◆ **Do this**:
Across the entries, how many lines have the string "środki" in them? Reply with only a number.

◆ **Records to use**:
·····

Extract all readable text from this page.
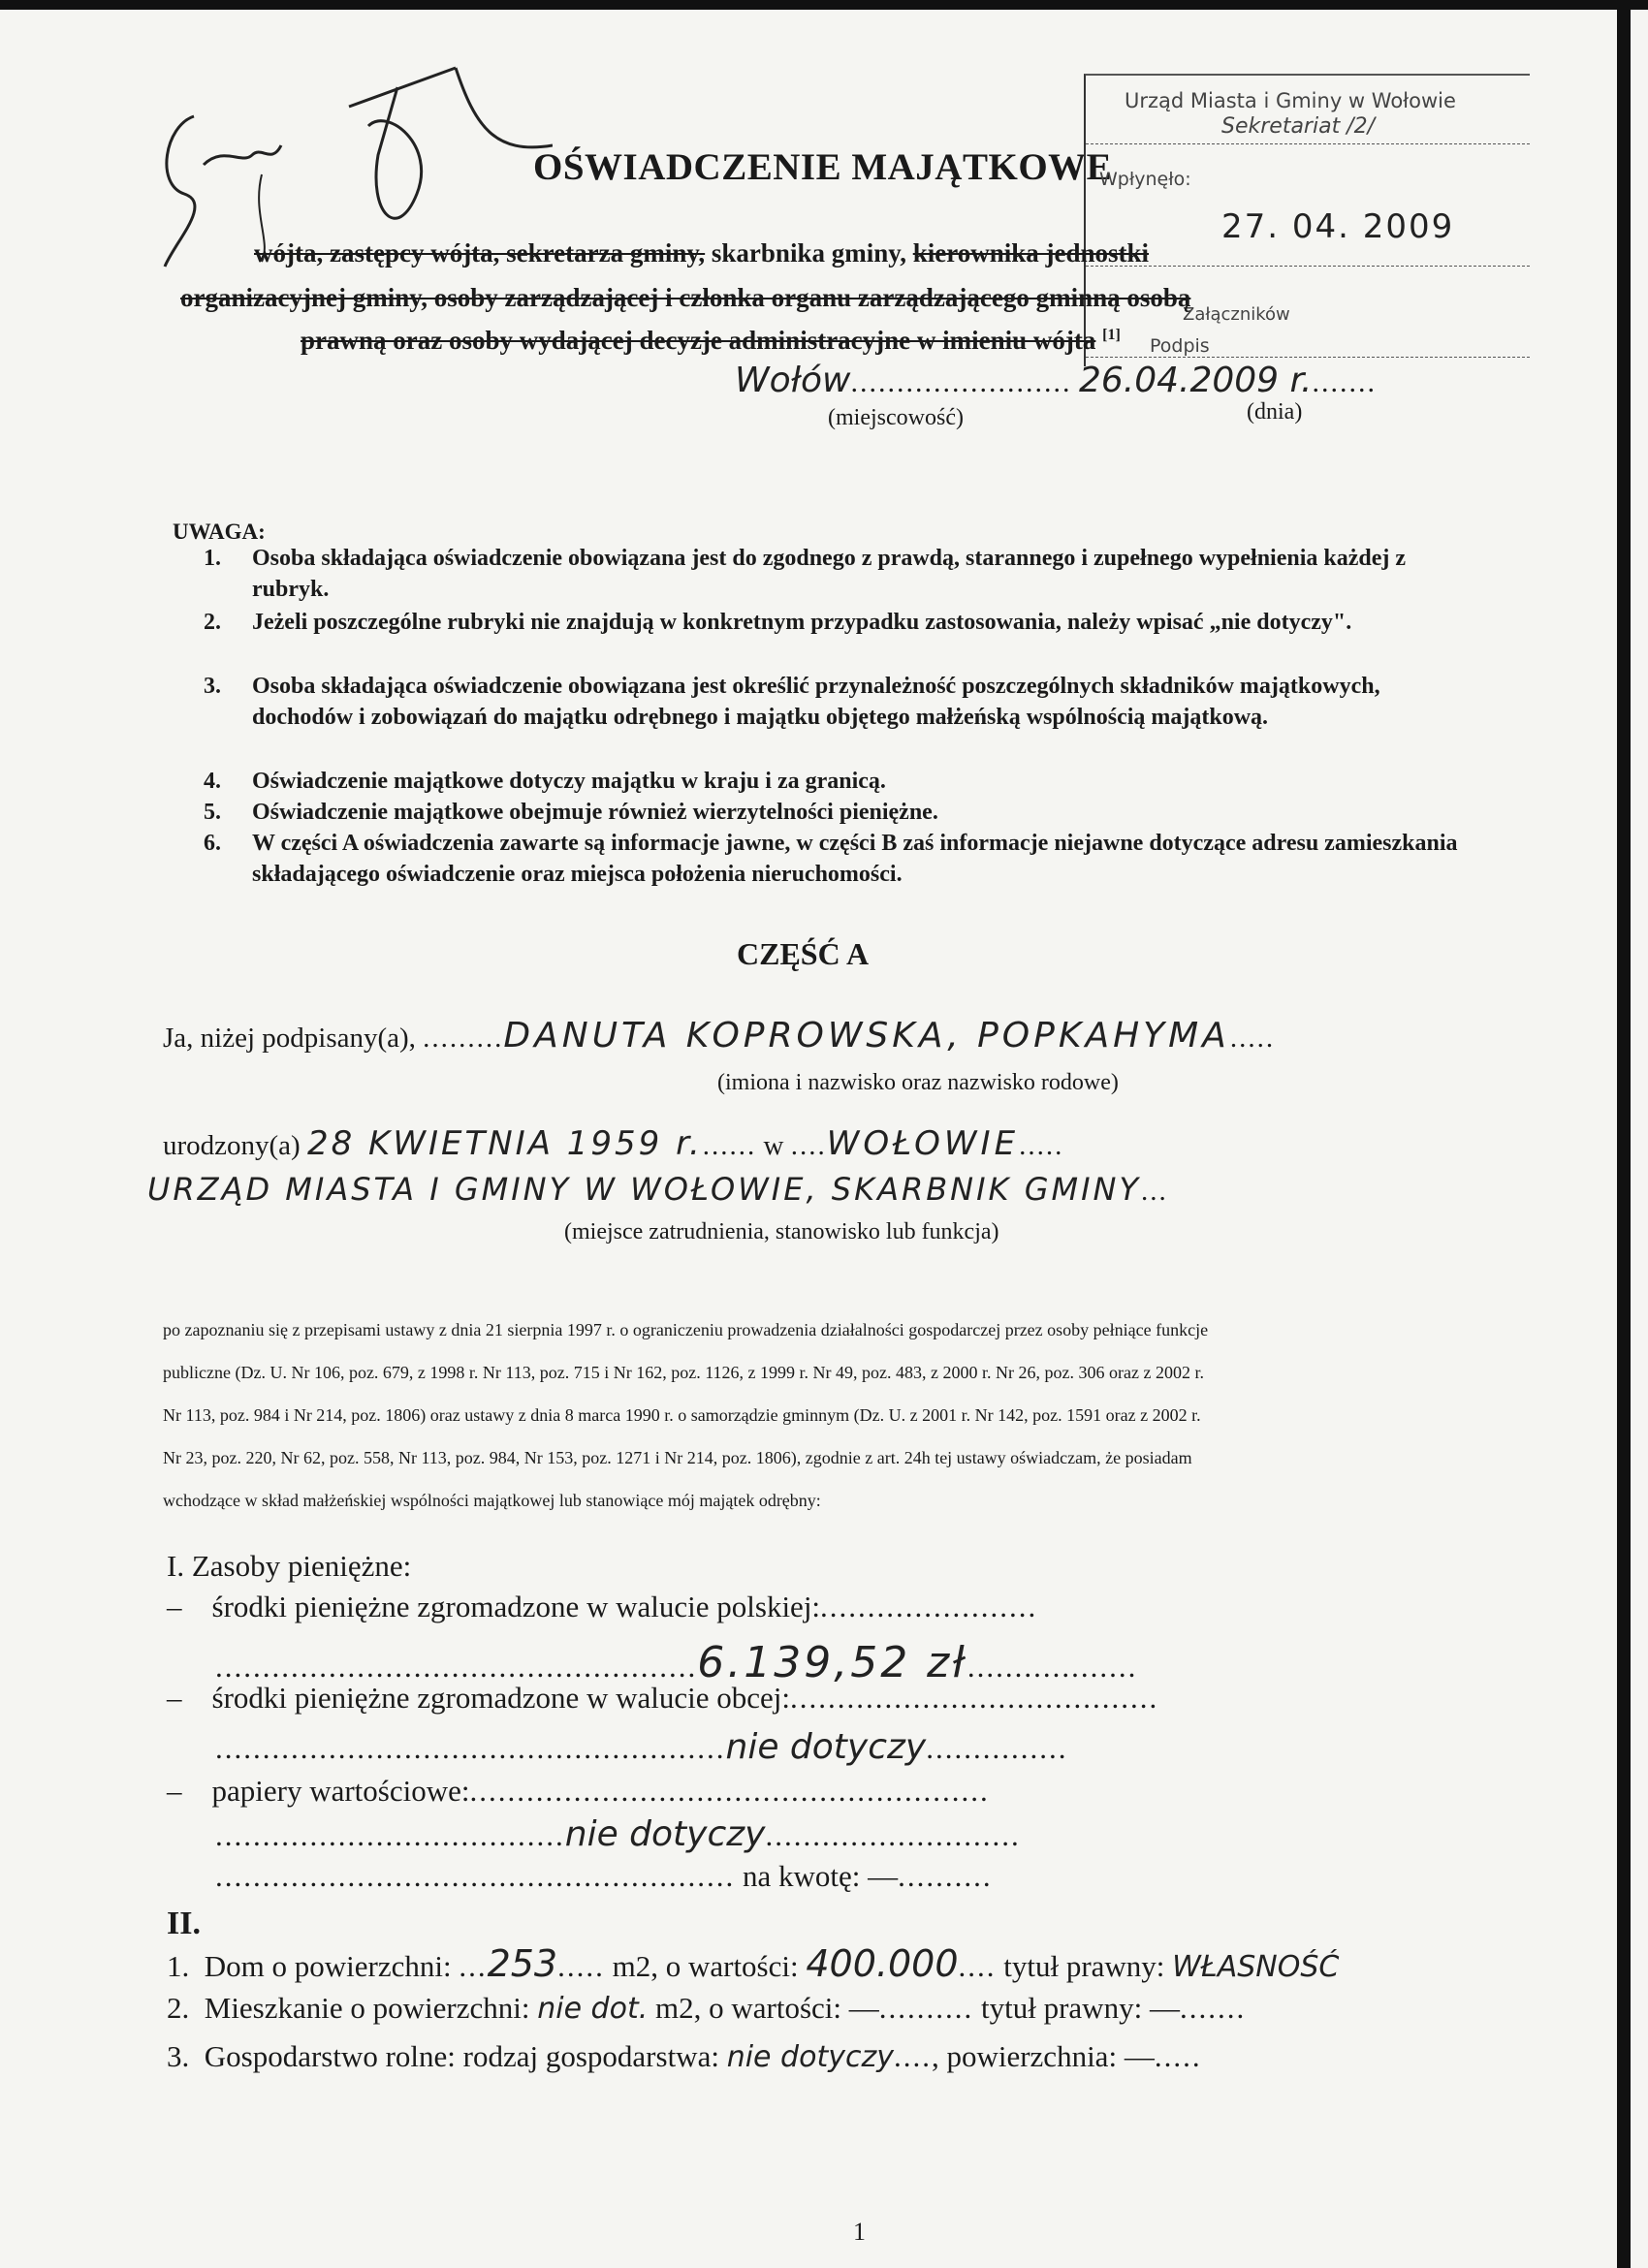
OŚWIADCZENIE MAJĄTKOWE
Urząd Miasta i Gminy w Wołowie
Sekretariat /2/
Wpłynęło:
27. 04. 2009
Załączników
Podpis
wójta, zastępcy wójta, sekretarza gminy, skarbnika gminy, kierownika jednostki
organizacyjnej gminy, osoby zarządzającej i członka organu zarządzającego gminną osobą
prawną oraz osoby wydającej decyzje administracyjne w imieniu wójta [1]
Wołów........................ 26.04.2009 r........
(miejscowość)	(dnia)
UWAGA:
1. Osoba składająca oświadczenie obowiązana jest do zgodnego z prawdą, starannego i zupełnego wypełnienia każdej z rubryk.
2. Jeżeli poszczególne rubryki nie znajdują w konkretnym przypadku zastosowania, należy wpisać „nie dotyczy".
3. Osoba składająca oświadczenie obowiązana jest określić przynależność poszczególnych składników majątkowych, dochodów i zobowiązań do majątku odrębnego i majątku objętego małżeńską wspólnością majątkową.
4. Oświadczenie majątkowe dotyczy majątku w kraju i za granicą.
5. Oświadczenie majątkowe obejmuje również wierzytelności pieniężne.
6. W części A oświadczenia zawarte są informacje jawne, w części B zaś informacje niejawne dotyczące adresu zamieszkania składającego oświadczenie oraz miejsca położenia nieruchomości.
CZĘŚĆ A
Ja, niżej podpisany(a), .........DANUTA KOPROWSKA, POPKAHYMA.....
(imiona i nazwisko oraz nazwisko rodowe)
urodzony(a) 28 KWIETNIA 1959 r....... w ....WOŁOWIE.....
URZĄD MIASTA I GMINY W WOŁOWIE, SKARBNIK GMINY...
(miejsce zatrudnienia, stanowisko lub funkcja)
po zapoznaniu się z przepisami ustawy z dnia 21 sierpnia 1997 r. o ograniczeniu prowadzenia działalności gospodarczej przez osoby pełniące funkcje
publiczne (Dz. U. Nr 106, poz. 679, z 1998 r. Nr 113, poz. 715 i Nr 162, poz. 1126, z 1999 r. Nr 49, poz. 483, z 2000 r. Nr 26, poz. 306 oraz z 2002 r.
Nr 113, poz. 984 i Nr 214, poz. 1806) oraz ustawy z dnia 8 marca 1990 r. o samorządzie gminnym (Dz. U. z 2001 r. Nr 142, poz. 1591 oraz z 2002 r.
Nr 23, poz. 220, Nr 62, poz. 558, Nr 113, poz. 984, Nr 153, poz. 1271 i Nr 214, poz. 1806), zgodnie z art. 24h tej ustawy oświadczam, że posiadam
wchodzące w skład małżeńskiej wspólności majątkowej lub stanowiące mój majątek odrębny:
I. Zasoby pieniężne:
– środki pieniężne zgromadzone w walucie polskiej:.......................
...................................................6.139,52 zł..................
– środki pieniężne zgromadzone w walucie obcej:.......................................
......................................................nie dotyczy...............
– papiery wartościowe:.......................................................
.....................................nie dotyczy...........................
....................................................... na kwotę: —..........
II.
1. Dom o powierzchni: ...253..... m2, o wartości: 400.000.... tytuł prawny: WŁASNOŚĆ
2. Mieszkanie o powierzchni: nie dot. m2, o wartości: —.......... tytuł prawny: —.......
3. Gospodarstwo rolne: rodzaj gospodarstwa: nie dotyczy...., powierzchnia: —.....
1
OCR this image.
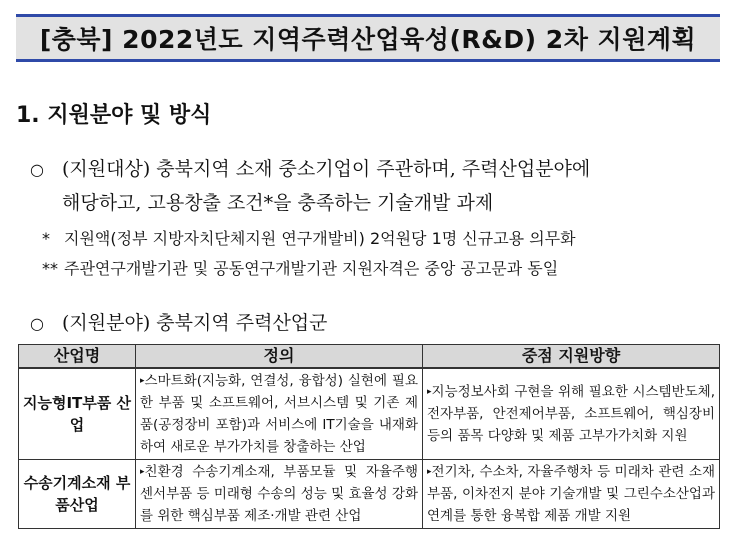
[충북] 2022년도 지역주력산업육성(R&D) 2차 지원계획
1. 지원분야 및 방식
○ (지원대상) 충북지역 소재 중소기업이 주관하며, 주력산업분야에
해당하고, 고용창출 조건*을 충족하는 기술개발 과제
* 지원액(정부 지방자치단체지원 연구개발비) 2억원당 1명 신규고용 의무화
** 주관연구개발기관 및 공동연구개발기관 지원자격은 중앙 공고문과 동일
○ (지원분야) 충북지역 주력산업군
산업명	정의	중점 지원방향
지능형IT부품 산업	▸스마트화(지능화, 연결성, 융합성) 실현에 필요한 부품 및 소프트웨어, 서브시스템 및 기존 제품(공정장비 포함)과 서비스에 IT기술을 내재화하여 새로운 부가가치를 창출하는 산업	▸지능정보사회 구현을 위해 필요한 시스템반도체, 전자부품, 안전제어부품, 소프트웨어, 핵심장비 등의 품목 다양화 및 제품 고부가가치화 지원
수송기계소재 부품산업	▸친환경 수송기계소재, 부품모듈 및 자율주행 센서부품 등 미래형 수송의 성능 및 효율성 강화를 위한 핵심부품 제조·개발 관련 산업	▸전기차, 수소차, 자율주행차 등 미래차 관련 소재부품, 이차전지 분야 기술개발 및 그린수소산업과 연계를 통한 융복합 제품 개발 지원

·····

◆ **The response**:
2